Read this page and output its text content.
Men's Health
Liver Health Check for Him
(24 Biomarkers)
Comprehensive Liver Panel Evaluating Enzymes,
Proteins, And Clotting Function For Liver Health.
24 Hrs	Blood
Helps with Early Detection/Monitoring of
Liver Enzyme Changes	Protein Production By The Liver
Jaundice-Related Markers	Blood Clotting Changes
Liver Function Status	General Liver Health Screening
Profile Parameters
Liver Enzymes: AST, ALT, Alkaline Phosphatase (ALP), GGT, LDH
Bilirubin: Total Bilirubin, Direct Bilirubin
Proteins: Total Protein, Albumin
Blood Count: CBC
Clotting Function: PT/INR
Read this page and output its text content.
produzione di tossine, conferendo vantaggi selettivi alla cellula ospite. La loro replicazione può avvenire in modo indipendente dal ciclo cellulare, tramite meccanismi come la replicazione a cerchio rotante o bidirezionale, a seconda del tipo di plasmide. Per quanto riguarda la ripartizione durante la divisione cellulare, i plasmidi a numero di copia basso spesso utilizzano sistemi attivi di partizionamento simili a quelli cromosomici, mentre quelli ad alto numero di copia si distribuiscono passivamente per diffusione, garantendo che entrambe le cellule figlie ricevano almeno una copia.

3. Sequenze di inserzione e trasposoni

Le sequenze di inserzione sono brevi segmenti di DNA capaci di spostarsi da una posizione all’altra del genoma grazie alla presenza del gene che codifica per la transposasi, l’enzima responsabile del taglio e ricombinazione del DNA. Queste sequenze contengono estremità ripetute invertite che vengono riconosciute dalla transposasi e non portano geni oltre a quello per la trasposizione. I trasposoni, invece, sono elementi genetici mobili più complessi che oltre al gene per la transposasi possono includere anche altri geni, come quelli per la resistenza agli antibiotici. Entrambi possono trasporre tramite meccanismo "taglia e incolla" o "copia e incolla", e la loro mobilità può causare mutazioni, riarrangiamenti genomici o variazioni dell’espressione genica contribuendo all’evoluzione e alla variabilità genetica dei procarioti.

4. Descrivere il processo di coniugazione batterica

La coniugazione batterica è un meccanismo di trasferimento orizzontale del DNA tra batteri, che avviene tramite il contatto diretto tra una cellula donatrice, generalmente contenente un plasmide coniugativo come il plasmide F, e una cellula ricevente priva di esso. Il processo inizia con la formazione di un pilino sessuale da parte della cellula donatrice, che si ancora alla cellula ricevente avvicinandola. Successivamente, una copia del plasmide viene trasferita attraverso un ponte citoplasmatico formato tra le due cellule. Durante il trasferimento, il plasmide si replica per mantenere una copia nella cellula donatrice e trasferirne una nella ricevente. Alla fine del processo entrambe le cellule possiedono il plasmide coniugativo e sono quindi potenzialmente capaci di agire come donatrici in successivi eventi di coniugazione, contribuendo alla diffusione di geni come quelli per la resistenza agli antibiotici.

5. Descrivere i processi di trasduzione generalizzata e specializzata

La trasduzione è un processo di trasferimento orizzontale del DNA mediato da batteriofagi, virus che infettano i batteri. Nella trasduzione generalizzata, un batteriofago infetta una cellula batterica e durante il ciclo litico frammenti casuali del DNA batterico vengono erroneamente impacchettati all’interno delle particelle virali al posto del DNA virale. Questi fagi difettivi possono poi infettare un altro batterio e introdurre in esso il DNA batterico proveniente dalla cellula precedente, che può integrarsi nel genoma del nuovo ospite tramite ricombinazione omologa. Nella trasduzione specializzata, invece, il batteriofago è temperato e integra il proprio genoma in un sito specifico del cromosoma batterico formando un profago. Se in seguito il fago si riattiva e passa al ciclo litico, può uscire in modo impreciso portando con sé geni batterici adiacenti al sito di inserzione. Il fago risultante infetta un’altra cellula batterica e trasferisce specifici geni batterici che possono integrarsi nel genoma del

Description of the task →
Word for word, reproduce every line of the data.

Answer box →
Read this page and output its text content.
Men's Health
Liver Health Check for Him
(24 Biomarkers)
Comprehensive Liver Panel Evaluating Enzymes,
Proteins, And Clotting Function For Liver Health.
24 Hrs	Blood
Helps with Early Detection/Monitoring of
Liver Enzyme Changes	Protein Production By The Liver
Jaundice-Related Markers	Blood Clotting Changes
Liver Function Status	General Liver Health Screening
Profile Parameters
Liver Enzymes: AST, ALT, Alkaline Phosphatase (ALP), GGT, LDH
Bilirubin: Total Bilirubin, Direct Bilirubin
Proteins: Total Protein, Albumin
Blood Count: CBC
Clotting Function: PT/INR
Read this page and output its text content.
produzione di tossine, conferendo vantaggi selettivi alla cellula ospite. La loro replicazione può avvenire in modo indipendente dal ciclo cellulare, tramite meccanismi come la replicazione a cerchio rotante o bidirezionale, a seconda del tipo di plasmide. Per quanto riguarda la ripartizione durante la divisione cellulare, i plasmidi a numero di copia basso spesso utilizzano sistemi attivi di partizionamento simili a quelli cromosomici, mentre quelli ad alto numero di copia si distribuiscono passivamente per diffusione, garantendo che entrambe le cellule figlie ricevano almeno una copia.

3. Sequenze di inserzione e trasposoni

Le sequenze di inserzione sono brevi segmenti di DNA capaci di spostarsi da una posizione all’altra del genoma grazie alla presenza del gene che codifica per la transposasi, l’enzima responsabile del taglio e ricombinazione del DNA. Queste sequenze contengono estremità ripetute invertite che vengono riconosciute dalla transposasi e non portano geni oltre a quello per la trasposizione. I trasposoni, invece, sono elementi genetici mobili più complessi che oltre al gene per la transposasi possono includere anche altri geni, come quelli per la resistenza agli antibiotici. Entrambi possono trasporre tramite meccanismo "taglia e incolla" o "copia e incolla", e la loro mobilità può causare mutazioni, riarrangiamenti genomici o variazioni dell’espressione genica contribuendo all’evoluzione e alla variabilità genetica dei procarioti.

4. Descrivere il processo di coniugazione batterica

La coniugazione batterica è un meccanismo di trasferimento orizzontale del DNA tra batteri, che avviene tramite il contatto diretto tra una cellula donatrice, generalmente contenente un plasmide coniugativo come il plasmide F, e una cellula ricevente priva di esso. Il processo inizia con la formazione di un pilino sessuale da parte della cellula donatrice, che si ancora alla cellula ricevente avvicinandola. Successivamente, una copia del plasmide viene trasferita attraverso un ponte citoplasmatico formato tra le due cellule. Durante il trasferimento, il plasmide si replica per mantenere una copia nella cellula donatrice e trasferirne una nella ricevente. Alla fine del processo entrambe le cellule possiedono il plasmide coniugativo e sono quindi potenzialmente capaci di agire come donatrici in successivi eventi di coniugazione, contribuendo alla diffusione di geni come quelli per la resistenza agli antibiotici.

5. Descrivere i processi di trasduzione generalizzata e specializzata

La trasduzione è un processo di trasferimento orizzontale del DNA mediato da batteriofagi, virus che infettano i batteri. Nella trasduzione generalizzata, un batteriofago infetta una cellula batterica e durante il ciclo litico frammenti casuali del DNA batterico vengono erroneamente impacchettati all’interno delle particelle virali al posto del DNA virale. Questi fagi difettivi possono poi infettare un altro batterio e introdurre in esso il DNA batterico proveniente dalla cellula precedente, che può integrarsi nel genoma del nuovo ospite tramite ricombinazione omologa. Nella trasduzione specializzata, invece, il batteriofago è temperato e integra il proprio genoma in un sito specifico del cromosoma batterico formando un profago. Se in seguito il fago si riattiva e passa al ciclo litico, può uscire in modo impreciso portando con sé geni batterici adiacenti al sito di inserzione. Il fago risultante infetta un’altra cellula batterica e trasferisce specifici geni batterici che possono integrarsi nel genoma del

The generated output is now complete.